> [Task]
Using the data below, copy every line that contains the word "JSON".

[Stored data entries]
--*--
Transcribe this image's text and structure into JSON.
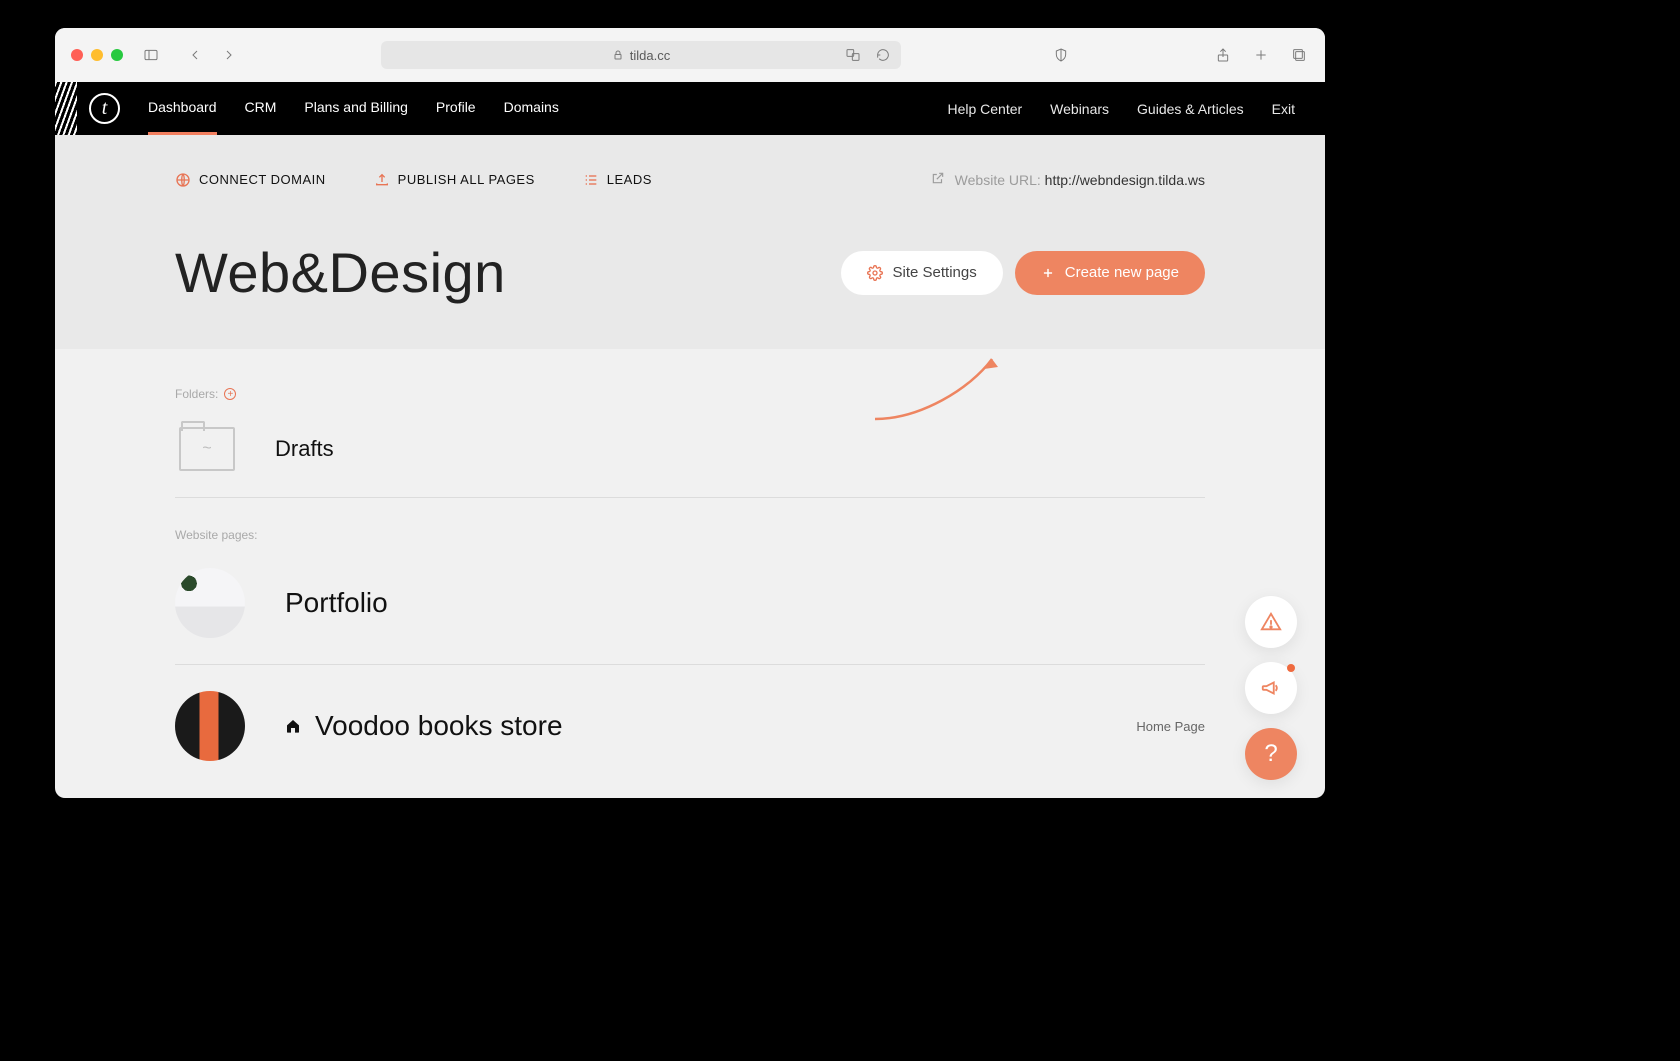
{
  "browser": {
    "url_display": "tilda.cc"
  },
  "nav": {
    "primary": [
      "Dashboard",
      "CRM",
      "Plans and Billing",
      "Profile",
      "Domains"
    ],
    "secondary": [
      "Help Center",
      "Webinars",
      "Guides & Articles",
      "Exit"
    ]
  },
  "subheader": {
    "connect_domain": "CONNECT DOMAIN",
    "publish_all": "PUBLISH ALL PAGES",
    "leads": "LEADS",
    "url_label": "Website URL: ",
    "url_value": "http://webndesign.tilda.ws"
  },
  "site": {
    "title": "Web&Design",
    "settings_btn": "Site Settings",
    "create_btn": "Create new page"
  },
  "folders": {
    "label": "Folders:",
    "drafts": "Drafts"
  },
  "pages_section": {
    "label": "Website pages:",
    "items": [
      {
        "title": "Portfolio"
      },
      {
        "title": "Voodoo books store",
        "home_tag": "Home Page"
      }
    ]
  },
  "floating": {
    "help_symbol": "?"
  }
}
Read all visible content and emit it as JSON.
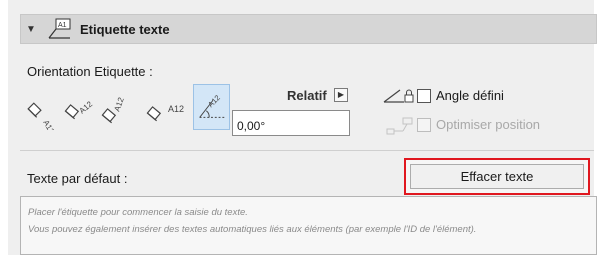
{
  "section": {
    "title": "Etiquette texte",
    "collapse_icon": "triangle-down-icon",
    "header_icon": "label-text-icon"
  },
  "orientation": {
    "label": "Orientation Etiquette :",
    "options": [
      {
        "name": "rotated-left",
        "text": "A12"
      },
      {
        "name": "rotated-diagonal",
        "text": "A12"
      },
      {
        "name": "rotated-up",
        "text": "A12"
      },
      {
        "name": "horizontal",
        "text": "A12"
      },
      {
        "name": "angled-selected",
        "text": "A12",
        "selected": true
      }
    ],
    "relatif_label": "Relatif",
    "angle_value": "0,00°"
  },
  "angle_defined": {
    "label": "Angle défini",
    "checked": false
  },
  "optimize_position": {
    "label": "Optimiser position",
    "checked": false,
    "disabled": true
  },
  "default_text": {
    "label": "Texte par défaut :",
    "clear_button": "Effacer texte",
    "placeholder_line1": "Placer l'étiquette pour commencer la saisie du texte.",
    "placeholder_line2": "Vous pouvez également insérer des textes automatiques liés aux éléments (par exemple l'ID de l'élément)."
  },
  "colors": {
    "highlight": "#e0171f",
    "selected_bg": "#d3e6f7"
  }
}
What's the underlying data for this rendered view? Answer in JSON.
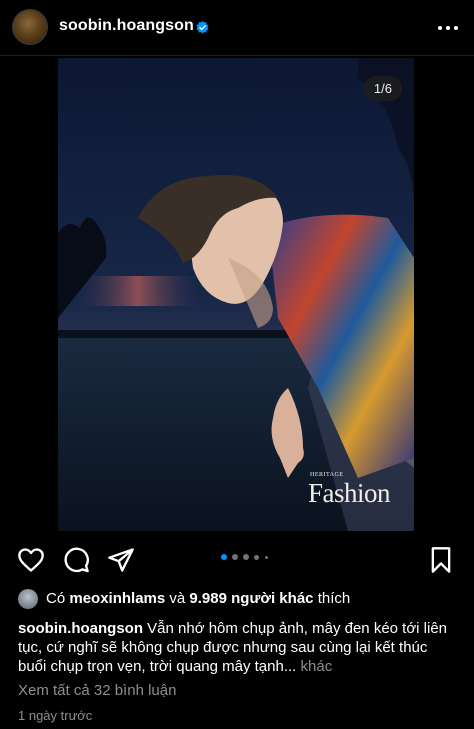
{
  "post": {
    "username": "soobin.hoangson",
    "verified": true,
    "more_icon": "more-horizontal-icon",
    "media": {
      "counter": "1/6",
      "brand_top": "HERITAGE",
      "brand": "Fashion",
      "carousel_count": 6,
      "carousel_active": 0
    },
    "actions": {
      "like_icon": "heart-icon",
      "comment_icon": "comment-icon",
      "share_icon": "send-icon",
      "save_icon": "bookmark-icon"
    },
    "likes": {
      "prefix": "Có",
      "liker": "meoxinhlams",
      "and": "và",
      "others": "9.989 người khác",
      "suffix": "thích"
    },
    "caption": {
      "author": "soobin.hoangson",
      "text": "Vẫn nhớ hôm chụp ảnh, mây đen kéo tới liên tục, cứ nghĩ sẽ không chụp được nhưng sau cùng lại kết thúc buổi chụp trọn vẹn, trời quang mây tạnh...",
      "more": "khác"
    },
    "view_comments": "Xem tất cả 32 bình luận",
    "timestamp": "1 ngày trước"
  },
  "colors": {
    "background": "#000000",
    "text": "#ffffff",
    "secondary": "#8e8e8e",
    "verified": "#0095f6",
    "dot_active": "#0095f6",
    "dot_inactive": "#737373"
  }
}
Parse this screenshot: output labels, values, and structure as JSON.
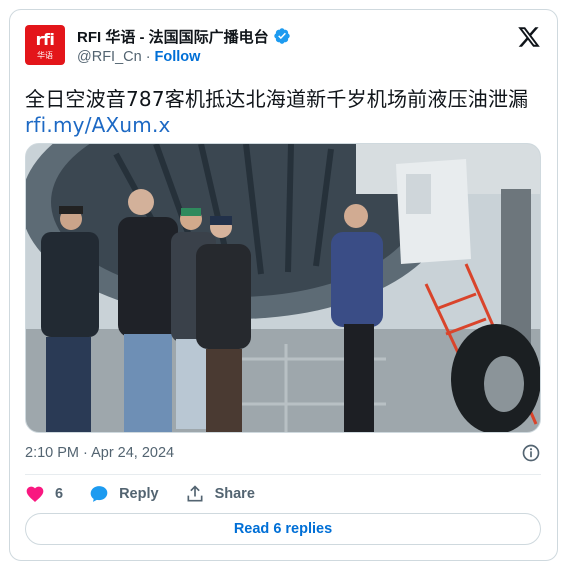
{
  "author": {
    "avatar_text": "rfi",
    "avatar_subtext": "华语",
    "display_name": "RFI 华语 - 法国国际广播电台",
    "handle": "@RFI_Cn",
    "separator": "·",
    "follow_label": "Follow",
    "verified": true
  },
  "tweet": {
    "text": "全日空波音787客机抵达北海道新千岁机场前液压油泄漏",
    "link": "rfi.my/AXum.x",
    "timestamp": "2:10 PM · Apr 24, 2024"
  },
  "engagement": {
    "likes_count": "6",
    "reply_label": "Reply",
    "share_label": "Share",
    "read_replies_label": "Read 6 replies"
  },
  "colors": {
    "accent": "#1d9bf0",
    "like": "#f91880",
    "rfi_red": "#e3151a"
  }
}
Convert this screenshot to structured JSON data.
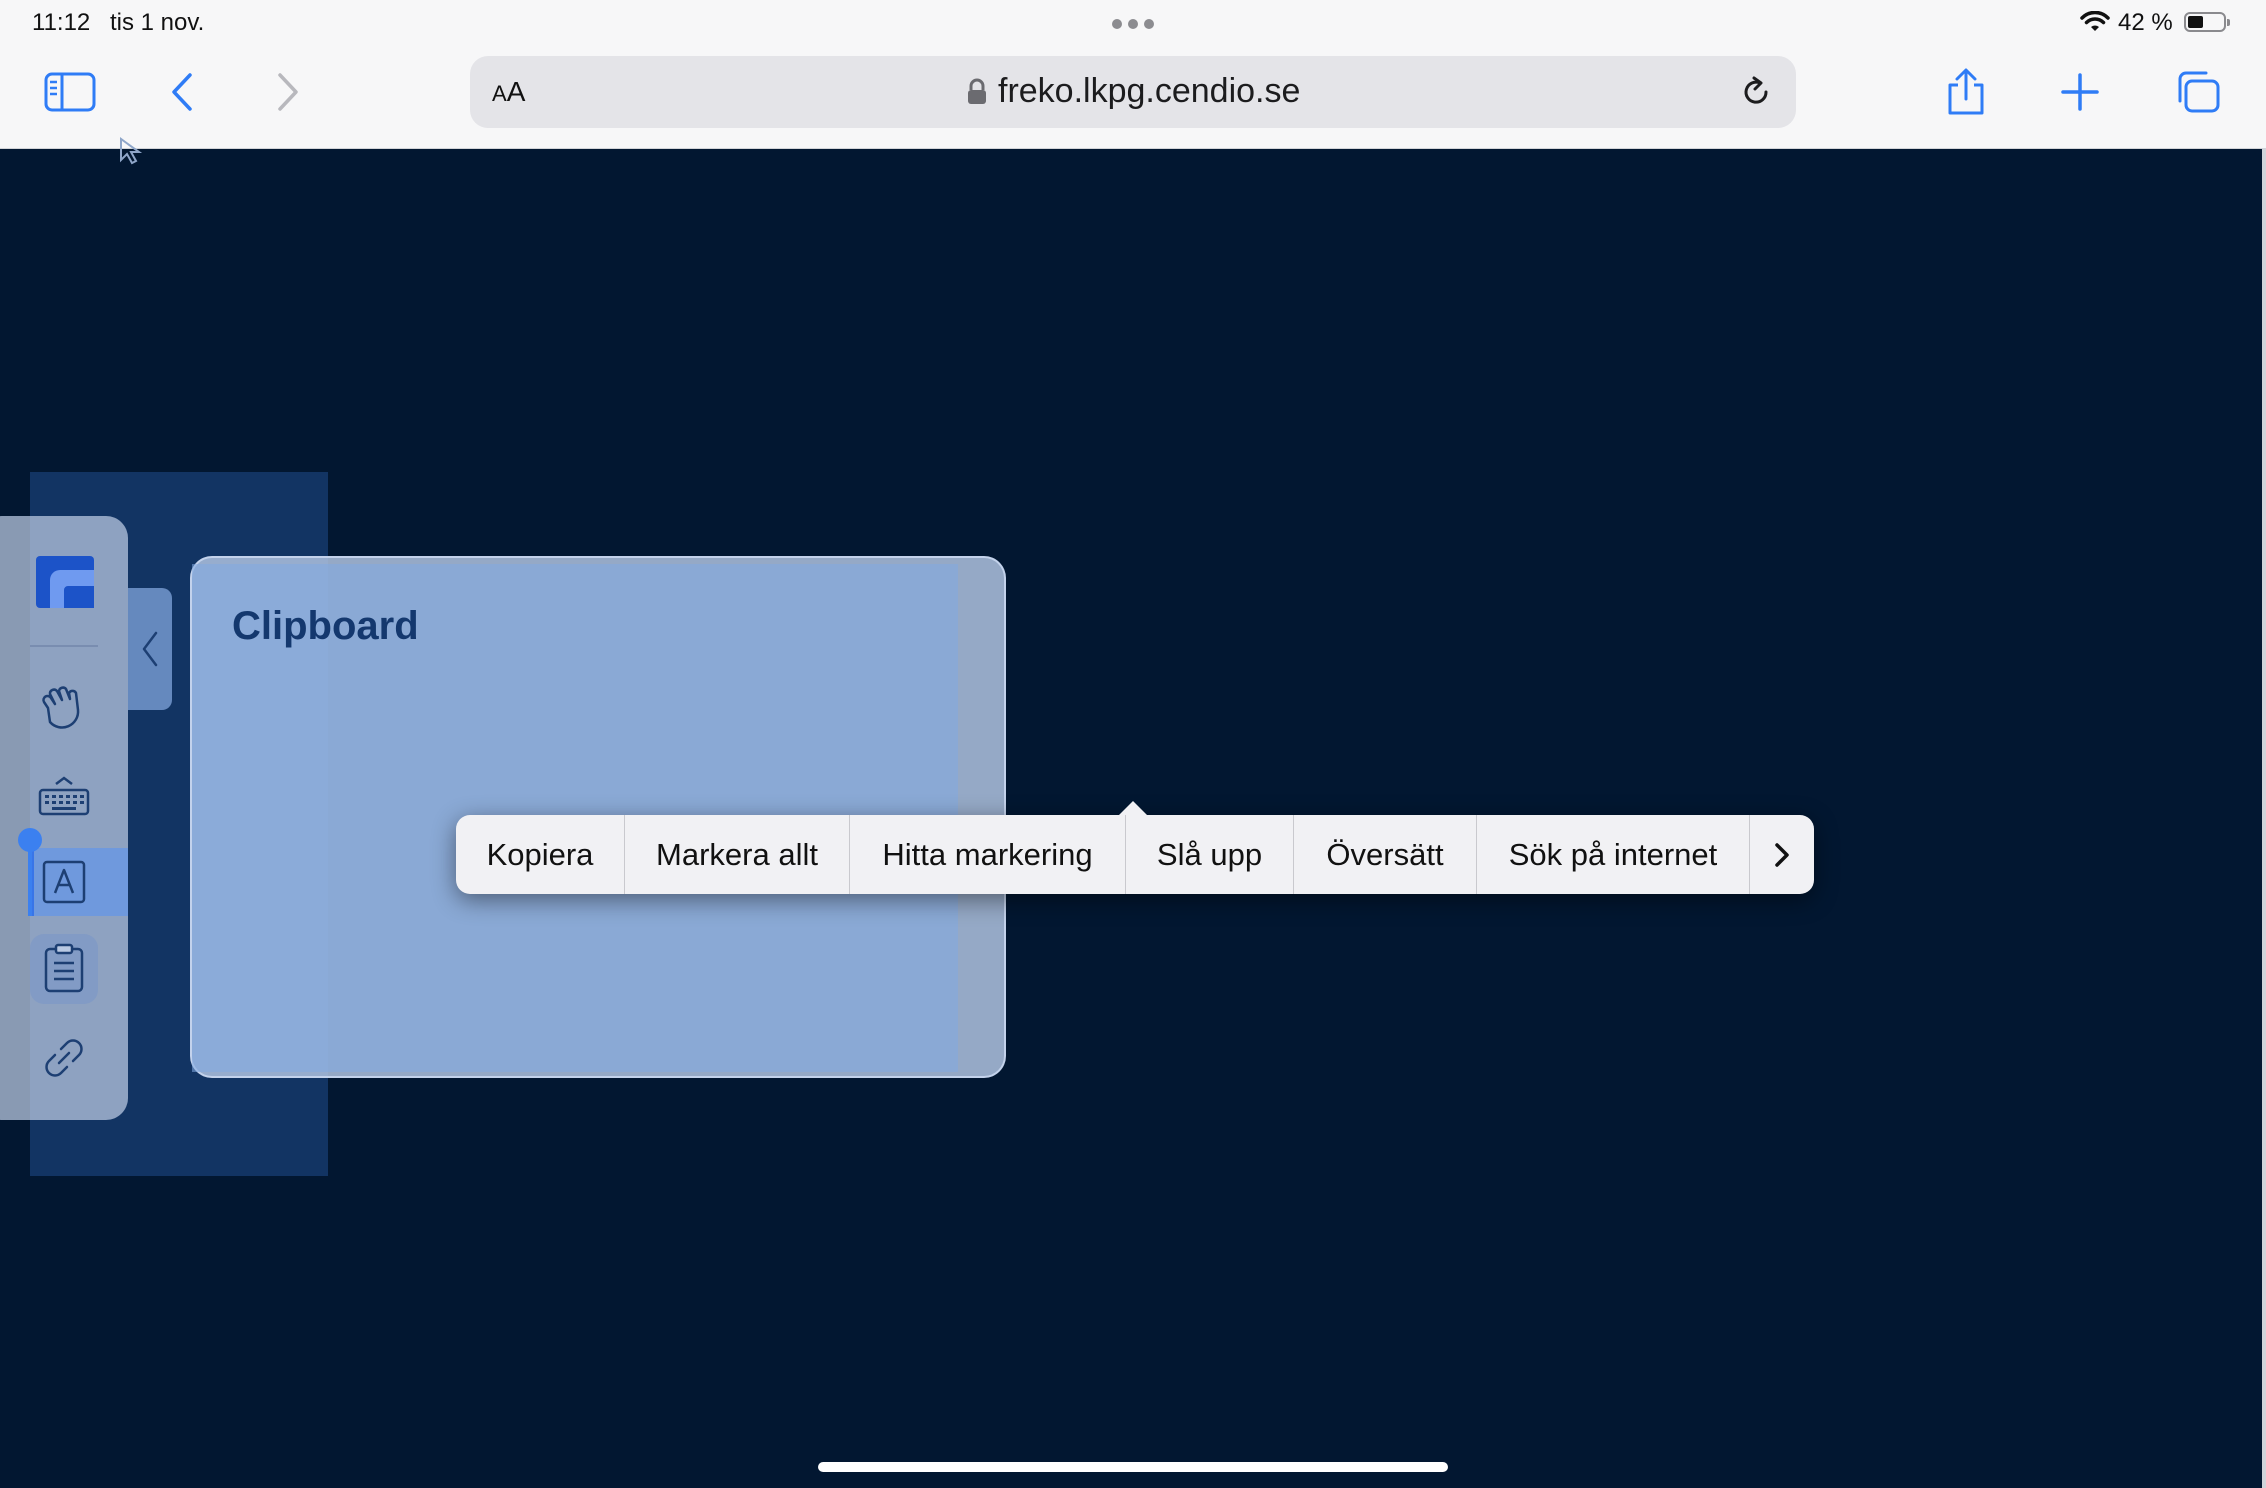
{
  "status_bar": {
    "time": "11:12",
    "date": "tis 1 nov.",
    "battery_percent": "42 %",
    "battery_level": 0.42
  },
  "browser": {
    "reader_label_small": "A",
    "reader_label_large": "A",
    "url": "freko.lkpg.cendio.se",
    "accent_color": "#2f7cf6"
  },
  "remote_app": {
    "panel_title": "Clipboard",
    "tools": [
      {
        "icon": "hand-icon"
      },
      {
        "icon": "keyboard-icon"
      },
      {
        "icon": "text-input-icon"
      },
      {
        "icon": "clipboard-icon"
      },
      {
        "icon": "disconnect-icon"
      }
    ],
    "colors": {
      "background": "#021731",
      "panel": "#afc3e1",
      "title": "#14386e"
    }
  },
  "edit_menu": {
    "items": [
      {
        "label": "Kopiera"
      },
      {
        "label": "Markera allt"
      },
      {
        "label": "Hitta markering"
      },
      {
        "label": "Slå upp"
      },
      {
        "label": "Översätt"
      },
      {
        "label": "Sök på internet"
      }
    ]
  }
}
--*--
> [Solution to the problem]
Transcribe this image's text and structure into JSON.
Read all visible content and emit it as JSON.
What's the underlying data for this rendered view? Answer in JSON.
Parse this screenshot: output labels, values, and structure as JSON.
Convert this screenshot to structured JSON data.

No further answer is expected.